## Problem details
Give the data below again, word for word.

## Task material
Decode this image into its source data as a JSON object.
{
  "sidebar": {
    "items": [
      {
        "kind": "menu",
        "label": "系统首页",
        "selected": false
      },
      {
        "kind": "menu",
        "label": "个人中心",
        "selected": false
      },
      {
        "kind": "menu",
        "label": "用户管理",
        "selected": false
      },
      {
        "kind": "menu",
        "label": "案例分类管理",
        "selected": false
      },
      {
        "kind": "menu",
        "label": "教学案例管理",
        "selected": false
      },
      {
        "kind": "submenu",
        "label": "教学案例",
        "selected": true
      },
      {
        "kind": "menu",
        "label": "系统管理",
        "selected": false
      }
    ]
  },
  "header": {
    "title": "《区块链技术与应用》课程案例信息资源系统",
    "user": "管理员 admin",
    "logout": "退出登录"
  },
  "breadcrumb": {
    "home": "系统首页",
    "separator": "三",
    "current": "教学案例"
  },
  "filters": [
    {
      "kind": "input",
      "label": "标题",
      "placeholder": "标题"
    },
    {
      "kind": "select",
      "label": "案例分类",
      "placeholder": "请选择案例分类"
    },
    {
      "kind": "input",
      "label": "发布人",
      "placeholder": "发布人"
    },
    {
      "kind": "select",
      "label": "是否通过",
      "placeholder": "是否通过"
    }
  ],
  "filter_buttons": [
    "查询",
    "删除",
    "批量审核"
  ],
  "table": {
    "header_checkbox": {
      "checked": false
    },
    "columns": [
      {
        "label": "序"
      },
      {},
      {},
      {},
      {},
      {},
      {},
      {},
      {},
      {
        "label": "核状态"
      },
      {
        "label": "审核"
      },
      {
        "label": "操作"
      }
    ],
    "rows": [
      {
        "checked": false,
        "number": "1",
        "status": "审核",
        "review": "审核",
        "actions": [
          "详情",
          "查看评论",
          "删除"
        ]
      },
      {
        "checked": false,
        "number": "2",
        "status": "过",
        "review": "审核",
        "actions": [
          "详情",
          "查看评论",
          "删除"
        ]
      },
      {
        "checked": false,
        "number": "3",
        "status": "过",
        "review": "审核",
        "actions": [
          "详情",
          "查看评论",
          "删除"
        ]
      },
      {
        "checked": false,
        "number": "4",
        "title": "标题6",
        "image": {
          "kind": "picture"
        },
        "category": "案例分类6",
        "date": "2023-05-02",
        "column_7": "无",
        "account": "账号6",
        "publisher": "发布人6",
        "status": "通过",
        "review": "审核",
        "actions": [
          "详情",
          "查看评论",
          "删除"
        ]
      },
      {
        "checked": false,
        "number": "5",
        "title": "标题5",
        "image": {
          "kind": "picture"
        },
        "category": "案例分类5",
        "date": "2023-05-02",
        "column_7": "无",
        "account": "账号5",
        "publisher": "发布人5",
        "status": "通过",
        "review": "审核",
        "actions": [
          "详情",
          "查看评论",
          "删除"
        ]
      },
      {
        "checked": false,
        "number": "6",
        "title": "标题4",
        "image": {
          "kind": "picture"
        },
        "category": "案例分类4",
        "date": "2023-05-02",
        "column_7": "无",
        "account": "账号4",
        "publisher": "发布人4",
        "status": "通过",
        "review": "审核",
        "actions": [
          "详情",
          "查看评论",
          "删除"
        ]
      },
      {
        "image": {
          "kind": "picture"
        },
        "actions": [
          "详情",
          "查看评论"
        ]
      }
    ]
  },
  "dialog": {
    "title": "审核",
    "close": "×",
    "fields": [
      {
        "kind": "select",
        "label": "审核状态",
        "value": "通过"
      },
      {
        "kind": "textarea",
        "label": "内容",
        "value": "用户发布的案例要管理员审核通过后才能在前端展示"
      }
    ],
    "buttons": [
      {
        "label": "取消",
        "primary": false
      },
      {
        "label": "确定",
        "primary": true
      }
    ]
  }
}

## Correct answer
Decode this image into its source data as a JSON object.
{
  "sidebar": {
    "items": [
      {
        "kind": "menu",
        "label": "系统首页",
        "selected": false
      },
      {
        "kind": "menu",
        "label": "个人中心",
        "selected": false
      },
      {
        "kind": "menu",
        "label": "用户管理",
        "selected": false
      },
      {
        "kind": "menu",
        "label": "案例分类管理",
        "selected": false
      },
      {
        "kind": "menu",
        "label": "教学案例管理",
        "selected": false
      },
      {
        "kind": "submenu",
        "label": "教学案例",
        "selected": true
      },
      {
        "kind": "menu",
        "label": "系统管理",
        "selected": false
      }
    ]
  },
  "header": {
    "title": "《区块链技术与应用》课程案例信息资源系统",
    "user": "管理员 admin",
    "logout": "退出登录"
  },
  "breadcrumb": {
    "home": "系统首页",
    "separator": "三",
    "current": "教学案例"
  },
  "filters": [
    {
      "kind": "input",
      "label": "标题",
      "placeholder": "标题"
    },
    {
      "kind": "select",
      "label": "案例分类",
      "placeholder": "请选择案例分类"
    },
    {
      "kind": "input",
      "label": "发布人",
      "placeholder": "发布人"
    },
    {
      "kind": "select",
      "label": "是否通过",
      "placeholder": "是否通过"
    }
  ],
  "filter_buttons": [
    "查询",
    "删除",
    "批量审核"
  ],
  "table": {
    "header_checkbox": {
      "checked": false
    },
    "columns": [
      {
        "label": "序"
      },
      {},
      {},
      {},
      {},
      {},
      {},
      {},
      {},
      {
        "label": "核状态"
      },
      {
        "label": "审核"
      },
      {
        "label": "操作"
      }
    ],
    "rows": [
      {
        "checked": false,
        "number": "1",
        "status": "审核",
        "review": "审核",
        "actions": [
          "详情",
          "查看评论",
          "删除"
        ]
      },
      {
        "checked": false,
        "number": "2",
        "status": "过",
        "review": "审核",
        "actions": [
          "详情",
          "查看评论",
          "删除"
        ]
      },
      {
        "checked": false,
        "number": "3",
        "status": "过",
        "review": "审核",
        "actions": [
          "详情",
          "查看评论",
          "删除"
        ]
      },
      {
        "checked": false,
        "number": "4",
        "title": "标题6",
        "image": {
          "kind": "picture"
        },
        "category": "案例分类6",
        "date": "2023-05-02",
        "column_7": "无",
        "account": "账号6",
        "publisher": "发布人6",
        "status": "通过",
        "review": "审核",
        "actions": [
          "详情",
          "查看评论",
          "删除"
        ]
      },
      {
        "checked": false,
        "number": "5",
        "title": "标题5",
        "image": {
          "kind": "picture"
        },
        "category": "案例分类5",
        "date": "2023-05-02",
        "column_7": "无",
        "account": "账号5",
        "publisher": "发布人5",
        "status": "通过",
        "review": "审核",
        "actions": [
          "详情",
          "查看评论",
          "删除"
        ]
      },
      {
        "checked": false,
        "number": "6",
        "title": "标题4",
        "image": {
          "kind": "picture"
        },
        "category": "案例分类4",
        "date": "2023-05-02",
        "column_7": "无",
        "account": "账号4",
        "publisher": "发布人4",
        "status": "通过",
        "review": "审核",
        "actions": [
          "详情",
          "查看评论",
          "删除"
        ]
      },
      {
        "image": {
          "kind": "picture"
        },
        "actions": [
          "详情",
          "查看评论"
        ]
      }
    ]
  },
  "dialog": {
    "title": "审核",
    "close": "×",
    "fields": [
      {
        "kind": "select",
        "label": "审核状态",
        "value": "通过"
      },
      {
        "kind": "textarea",
        "label": "内容",
        "value": "用户发布的案例要管理员审核通过后才能在前端展示"
      }
    ],
    "buttons": [
      {
        "label": "取消",
        "primary": false
      },
      {
        "label": "确定",
        "primary": true
      }
    ]
  }
}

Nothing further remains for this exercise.